+++ Exercise data +++

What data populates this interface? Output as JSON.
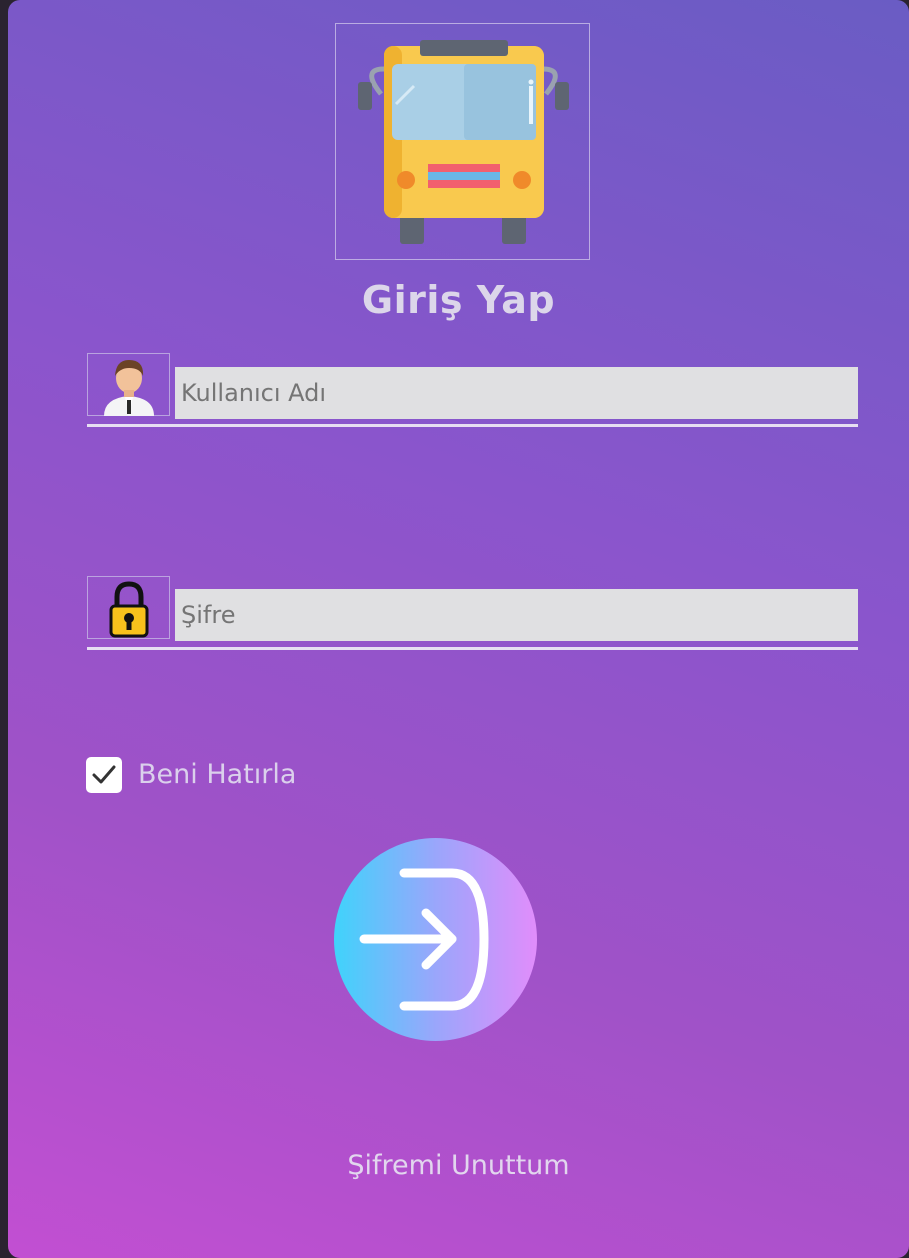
{
  "app": {
    "title": "Giriş Yap"
  },
  "logo": {
    "icon": "bus-icon"
  },
  "username": {
    "icon": "user-avatar-icon",
    "placeholder": "Kullanıcı Adı"
  },
  "password": {
    "icon": "padlock-icon",
    "placeholder": "Şifre"
  },
  "remember": {
    "label": "Beni Hatırla",
    "checked": true
  },
  "login_button": {
    "icon": "sign-in-arrow-icon"
  },
  "forgot_link": "Şifremi Unuttum",
  "colors": {
    "gradient_top": "#6a5cc4",
    "gradient_bottom": "#c24fd2",
    "button_start": "#3fd3fb",
    "button_end": "#e18dfb",
    "field_bg": "#e0e0e2"
  }
}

+++

• **Short problem**
Omit the pictures, then quote the rest of the material above exactly.

• **Output below**
What data populates this interface? Output as JSON.
{
  "app": {
    "title": "Giriş Yap"
  },
  "logo": {
    "icon": "bus-icon"
  },
  "username": {
    "icon": "user-avatar-icon",
    "placeholder": "Kullanıcı Adı"
  },
  "password": {
    "icon": "padlock-icon",
    "placeholder": "Şifre"
  },
  "remember": {
    "label": "Beni Hatırla",
    "checked": true
  },
  "login_button": {
    "icon": "sign-in-arrow-icon"
  },
  "forgot_link": "Şifremi Unuttum",
  "colors": {
    "gradient_top": "#6a5cc4",
    "gradient_bottom": "#c24fd2",
    "button_start": "#3fd3fb",
    "button_end": "#e18dfb",
    "field_bg": "#e0e0e2"
  }
}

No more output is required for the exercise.